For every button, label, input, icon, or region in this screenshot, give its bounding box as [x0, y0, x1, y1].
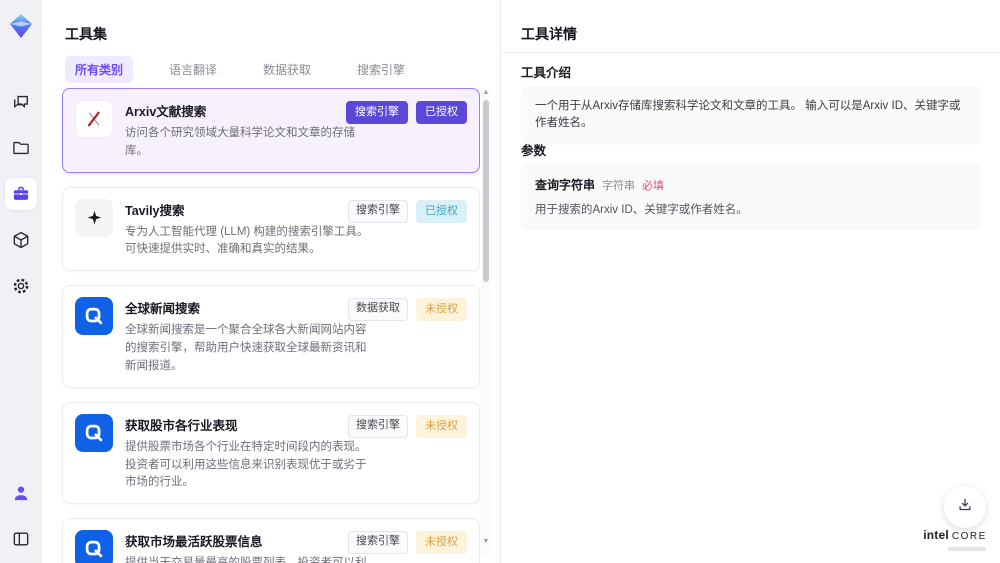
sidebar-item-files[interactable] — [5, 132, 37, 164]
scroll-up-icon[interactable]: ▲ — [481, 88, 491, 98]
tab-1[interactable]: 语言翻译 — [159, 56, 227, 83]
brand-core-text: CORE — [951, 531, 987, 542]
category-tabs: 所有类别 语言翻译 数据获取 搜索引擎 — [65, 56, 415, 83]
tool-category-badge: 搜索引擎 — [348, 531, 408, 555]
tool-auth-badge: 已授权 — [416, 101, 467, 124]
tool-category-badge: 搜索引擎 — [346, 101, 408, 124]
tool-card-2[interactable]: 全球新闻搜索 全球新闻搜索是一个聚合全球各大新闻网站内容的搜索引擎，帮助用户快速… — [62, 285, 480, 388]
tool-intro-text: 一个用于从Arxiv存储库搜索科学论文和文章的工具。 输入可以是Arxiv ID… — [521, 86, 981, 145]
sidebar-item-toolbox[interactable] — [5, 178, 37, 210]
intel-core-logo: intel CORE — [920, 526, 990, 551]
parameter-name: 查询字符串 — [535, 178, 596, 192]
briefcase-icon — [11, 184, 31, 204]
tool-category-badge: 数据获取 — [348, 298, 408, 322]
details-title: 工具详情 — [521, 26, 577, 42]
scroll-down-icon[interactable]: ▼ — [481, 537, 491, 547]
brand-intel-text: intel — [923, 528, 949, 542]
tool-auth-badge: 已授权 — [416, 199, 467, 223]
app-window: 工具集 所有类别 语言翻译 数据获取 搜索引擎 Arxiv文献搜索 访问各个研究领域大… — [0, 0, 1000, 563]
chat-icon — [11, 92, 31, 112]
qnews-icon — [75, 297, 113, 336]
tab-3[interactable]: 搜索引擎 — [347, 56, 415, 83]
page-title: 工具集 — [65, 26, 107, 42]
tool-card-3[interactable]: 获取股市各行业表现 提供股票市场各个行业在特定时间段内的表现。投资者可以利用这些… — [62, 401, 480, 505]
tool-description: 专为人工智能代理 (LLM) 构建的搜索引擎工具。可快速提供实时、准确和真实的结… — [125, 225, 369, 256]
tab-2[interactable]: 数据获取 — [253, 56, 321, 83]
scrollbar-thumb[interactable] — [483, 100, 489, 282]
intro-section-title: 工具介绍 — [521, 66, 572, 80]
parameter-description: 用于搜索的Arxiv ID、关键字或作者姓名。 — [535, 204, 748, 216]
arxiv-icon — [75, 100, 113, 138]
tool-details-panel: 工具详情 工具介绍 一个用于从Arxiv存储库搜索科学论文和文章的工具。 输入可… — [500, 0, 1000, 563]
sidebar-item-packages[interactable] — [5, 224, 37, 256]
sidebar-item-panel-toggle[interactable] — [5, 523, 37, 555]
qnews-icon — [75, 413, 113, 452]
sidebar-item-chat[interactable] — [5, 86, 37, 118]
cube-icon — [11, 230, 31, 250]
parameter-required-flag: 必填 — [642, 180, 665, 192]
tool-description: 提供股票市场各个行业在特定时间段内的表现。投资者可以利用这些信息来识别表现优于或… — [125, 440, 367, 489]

········

## PROBLEM DETAILS
Retype all of the rows above line for line without changing anything, and leave the picture out.

## SOLUTION FOR THIS TASK
For every button, label, input, icon, or region in this screenshot, give its bounding box as [x0, y0, x1, y1].
sidebar-item-files[interactable] — [5, 132, 37, 164]
scroll-up-icon[interactable]: ▲ — [481, 88, 491, 98]
tab-1[interactable]: 语言翻译 — [159, 56, 227, 83]
brand-core-text: CORE — [951, 531, 987, 542]
category-tabs: 所有类别 语言翻译 数据获取 搜索引擎 — [65, 56, 415, 83]
tool-category-badge: 搜索引擎 — [348, 531, 408, 555]
tool-auth-badge: 已授权 — [416, 101, 467, 124]
tool-category-badge: 搜索引擎 — [346, 101, 408, 124]
tool-card-2[interactable]: 全球新闻搜索 全球新闻搜索是一个聚合全球各大新闻网站内容的搜索引擎，帮助用户快速… — [62, 285, 480, 388]
tool-intro-text: 一个用于从Arxiv存储库搜索科学论文和文章的工具。 输入可以是Arxiv ID… — [521, 86, 981, 145]
sidebar-item-toolbox[interactable] — [5, 178, 37, 210]
intel-core-logo: intel CORE — [920, 526, 990, 551]
parameter-name: 查询字符串 — [535, 178, 596, 192]
briefcase-icon — [11, 184, 31, 204]
tool-category-badge: 数据获取 — [348, 298, 408, 322]
details-title: 工具详情 — [521, 26, 577, 42]
scroll-down-icon[interactable]: ▼ — [481, 537, 491, 547]
brand-intel-text: intel — [923, 528, 949, 542]
tool-auth-badge: 已授权 — [416, 199, 467, 223]
app-window: 工具集 所有类别 语言翻译 数据获取 搜索引擎 Arxiv文献搜索 访问各个研究领域大… — [0, 0, 1000, 563]
chat-icon — [11, 92, 31, 112]
qnews-icon — [75, 297, 113, 336]
tab-3[interactable]: 搜索引擎 — [347, 56, 415, 83]
page-title: 工具集 — [65, 26, 107, 42]
tool-card-3[interactable]: 获取股市各行业表现 提供股票市场各个行业在特定时间段内的表现。投资者可以利用这些… — [62, 401, 480, 505]
tool-description: 专为人工智能代理 (LLM) 构建的搜索引擎工具。可快速提供实时、准确和真实的结… — [125, 225, 369, 256]
tab-2[interactable]: 数据获取 — [253, 56, 321, 83]
scrollbar-thumb[interactable] — [483, 100, 489, 282]
intro-section-title: 工具介绍 — [521, 66, 572, 80]
parameter-description: 用于搜索的Arxiv ID、关键字或作者姓名。 — [535, 204, 748, 216]
arxiv-icon — [75, 100, 113, 138]
tool-details-panel: 工具详情 工具介绍 一个用于从Arxiv存储库搜索科学论文和文章的工具。 输入可… — [500, 0, 1000, 563]
sidebar-item-packages[interactable] — [5, 224, 37, 256]
sidebar-item-panel-toggle[interactable] — [5, 523, 37, 555]
qnews-icon — [75, 413, 113, 452]
sidebar-item-chat[interactable] — [5, 86, 37, 118]
cube-icon — [11, 230, 31, 250]
parameter-required-flag: 必填 — [642, 180, 665, 192]
tool-description: 提供股票市场各个行业在特定时间段内的表现。投资者可以利用这些信息来识别表现优于或… — [125, 440, 367, 489]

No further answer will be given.